[Data excerpts]
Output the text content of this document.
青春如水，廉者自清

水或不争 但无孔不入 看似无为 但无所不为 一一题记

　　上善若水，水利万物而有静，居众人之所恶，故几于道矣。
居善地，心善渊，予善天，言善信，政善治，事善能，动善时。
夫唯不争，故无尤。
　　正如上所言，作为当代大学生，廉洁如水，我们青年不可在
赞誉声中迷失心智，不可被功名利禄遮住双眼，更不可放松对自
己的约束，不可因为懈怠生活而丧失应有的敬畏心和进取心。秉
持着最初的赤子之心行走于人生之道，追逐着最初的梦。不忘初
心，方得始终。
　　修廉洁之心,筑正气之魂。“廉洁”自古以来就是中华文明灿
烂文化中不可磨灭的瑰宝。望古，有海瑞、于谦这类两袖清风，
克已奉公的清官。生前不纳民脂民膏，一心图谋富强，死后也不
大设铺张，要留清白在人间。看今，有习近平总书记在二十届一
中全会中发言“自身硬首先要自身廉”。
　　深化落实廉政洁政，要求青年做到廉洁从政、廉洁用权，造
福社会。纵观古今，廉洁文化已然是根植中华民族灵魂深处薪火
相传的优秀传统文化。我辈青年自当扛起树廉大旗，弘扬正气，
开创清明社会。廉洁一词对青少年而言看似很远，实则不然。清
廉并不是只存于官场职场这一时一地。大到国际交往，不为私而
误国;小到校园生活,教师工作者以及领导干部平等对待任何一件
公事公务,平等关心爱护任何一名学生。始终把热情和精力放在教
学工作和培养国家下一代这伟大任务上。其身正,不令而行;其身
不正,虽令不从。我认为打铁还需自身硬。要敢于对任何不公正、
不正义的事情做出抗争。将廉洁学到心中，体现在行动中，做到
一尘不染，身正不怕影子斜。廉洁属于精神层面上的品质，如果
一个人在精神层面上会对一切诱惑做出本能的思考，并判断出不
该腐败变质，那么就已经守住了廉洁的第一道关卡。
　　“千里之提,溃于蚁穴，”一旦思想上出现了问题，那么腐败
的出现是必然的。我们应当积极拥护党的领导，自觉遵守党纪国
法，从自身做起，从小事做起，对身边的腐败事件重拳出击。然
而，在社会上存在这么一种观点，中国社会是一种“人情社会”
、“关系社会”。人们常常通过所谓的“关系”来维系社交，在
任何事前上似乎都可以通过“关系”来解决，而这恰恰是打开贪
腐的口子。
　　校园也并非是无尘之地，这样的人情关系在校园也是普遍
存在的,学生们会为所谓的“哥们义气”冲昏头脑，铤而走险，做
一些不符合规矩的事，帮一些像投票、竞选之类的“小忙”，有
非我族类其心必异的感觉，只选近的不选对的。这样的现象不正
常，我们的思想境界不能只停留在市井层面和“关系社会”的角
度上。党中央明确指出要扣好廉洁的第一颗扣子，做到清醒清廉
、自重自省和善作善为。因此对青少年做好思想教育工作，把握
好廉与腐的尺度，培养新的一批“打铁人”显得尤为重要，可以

(Given problem): All the data must be duplicated exactly, with nothing added or removed.

(Answer):
Output the text content of this document.
青春如水，廉者自清

水或不争 但无孔不入 看似无为 但无所不为 一一题记

　　上善若水，水利万物而有静，居众人之所恶，故几于道矣。
居善地，心善渊，予善天，言善信，政善治，事善能，动善时。
夫唯不争，故无尤。
　　正如上所言，作为当代大学生，廉洁如水，我们青年不可在
赞誉声中迷失心智，不可被功名利禄遮住双眼，更不可放松对自
己的约束，不可因为懈怠生活而丧失应有的敬畏心和进取心。秉
持着最初的赤子之心行走于人生之道，追逐着最初的梦。不忘初
心，方得始终。
　　修廉洁之心,筑正气之魂。“廉洁”自古以来就是中华文明灿
烂文化中不可磨灭的瑰宝。望古，有海瑞、于谦这类两袖清风，
克已奉公的清官。生前不纳民脂民膏，一心图谋富强，死后也不
大设铺张，要留清白在人间。看今，有习近平总书记在二十届一
中全会中发言“自身硬首先要自身廉”。
　　深化落实廉政洁政，要求青年做到廉洁从政、廉洁用权，造
福社会。纵观古今，廉洁文化已然是根植中华民族灵魂深处薪火
相传的优秀传统文化。我辈青年自当扛起树廉大旗，弘扬正气，
开创清明社会。廉洁一词对青少年而言看似很远，实则不然。清
廉并不是只存于官场职场这一时一地。大到国际交往，不为私而
误国;小到校园生活,教师工作者以及领导干部平等对待任何一件
公事公务,平等关心爱护任何一名学生。始终把热情和精力放在教
学工作和培养国家下一代这伟大任务上。其身正,不令而行;其身
不正,虽令不从。我认为打铁还需自身硬。要敢于对任何不公正、
不正义的事情做出抗争。将廉洁学到心中，体现在行动中，做到
一尘不染，身正不怕影子斜。廉洁属于精神层面上的品质，如果
一个人在精神层面上会对一切诱惑做出本能的思考，并判断出不
该腐败变质，那么就已经守住了廉洁的第一道关卡。
　　“千里之提,溃于蚁穴，”一旦思想上出现了问题，那么腐败
的出现是必然的。我们应当积极拥护党的领导，自觉遵守党纪国
法，从自身做起，从小事做起，对身边的腐败事件重拳出击。然
而，在社会上存在这么一种观点，中国社会是一种“人情社会”
、“关系社会”。人们常常通过所谓的“关系”来维系社交，在
任何事前上似乎都可以通过“关系”来解决，而这恰恰是打开贪
腐的口子。
　　校园也并非是无尘之地，这样的人情关系在校园也是普遍
存在的,学生们会为所谓的“哥们义气”冲昏头脑，铤而走险，做
一些不符合规矩的事，帮一些像投票、竞选之类的“小忙”，有
非我族类其心必异的感觉，只选近的不选对的。这样的现象不正
常，我们的思想境界不能只停留在市井层面和“关系社会”的角
度上。党中央明确指出要扣好廉洁的第一颗扣子，做到清醒清廉
、自重自省和善作善为。因此对青少年做好思想教育工作，把握
好廉与腐的尺度，培养新的一批“打铁人”显得尤为重要，可以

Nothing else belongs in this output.